> [Exercise materials]
☆ ☆ ☆

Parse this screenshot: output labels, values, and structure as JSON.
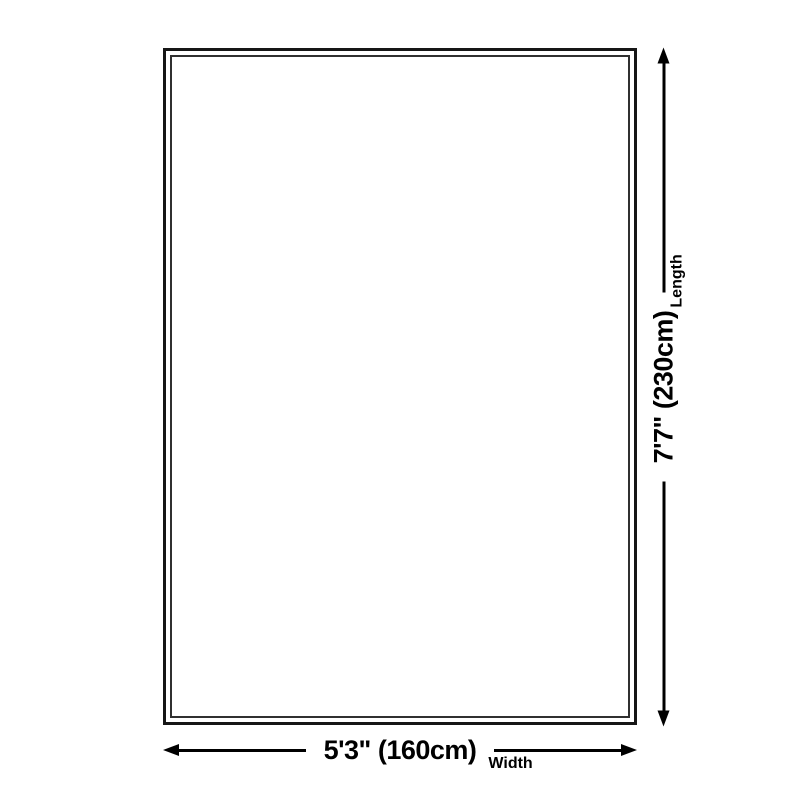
{
  "dimensions": {
    "length": {
      "label": "Length",
      "value": "7'7\" (230cm)"
    },
    "width": {
      "label": "Width",
      "value": "5'3\" (160cm)"
    }
  },
  "colors": {
    "background": "#ffffff",
    "line": "#000000",
    "text": "#000000",
    "border_outer": "#161616",
    "border_inner": "#303030"
  }
}
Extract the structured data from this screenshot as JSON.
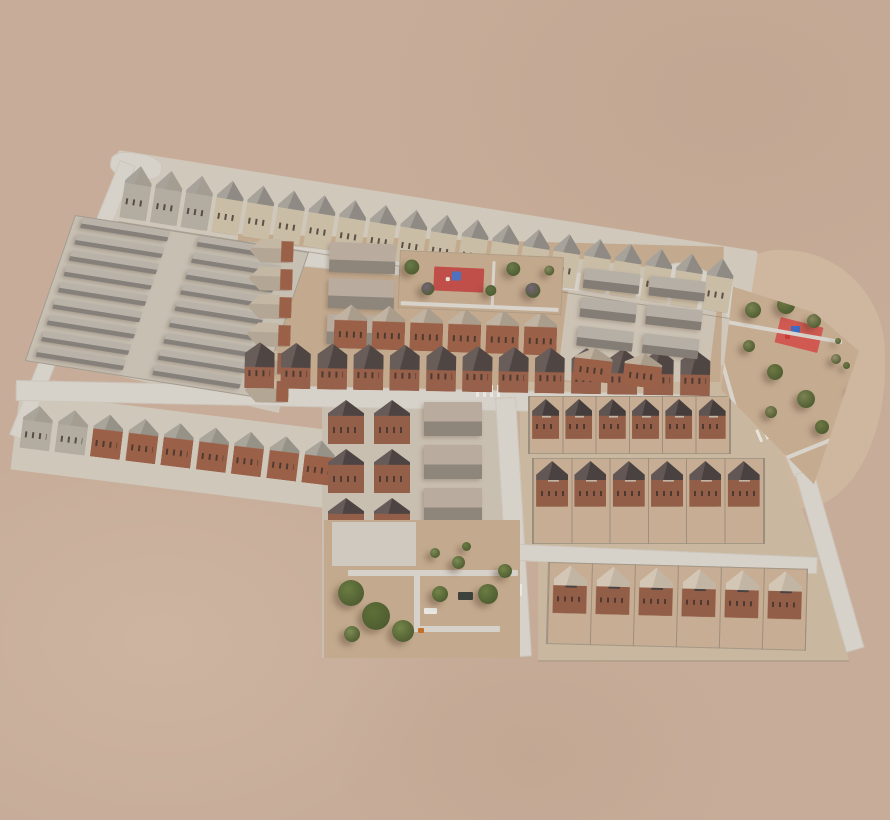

☆ ☆ ☆

> [Written request]
Every line of text is to be repeated exactly; pictures are left out.

> [Response to this exercise]
Parse this screenshot: output labels, values, and structure as JSON.
{
  "dimensions": {
    "length": {
      "label": "Length",
      "value": "7'7\" (230cm)"
    },
    "width": {
      "label": "Width",
      "value": "5'3\" (160cm)"
    }
  },
  "colors": {
    "background": "#ffffff",
    "line": "#000000",
    "text": "#000000",
    "border_outer": "#161616",
    "border_inner": "#303030"
  }
}
Extract the structured data from this screenshot as JSON.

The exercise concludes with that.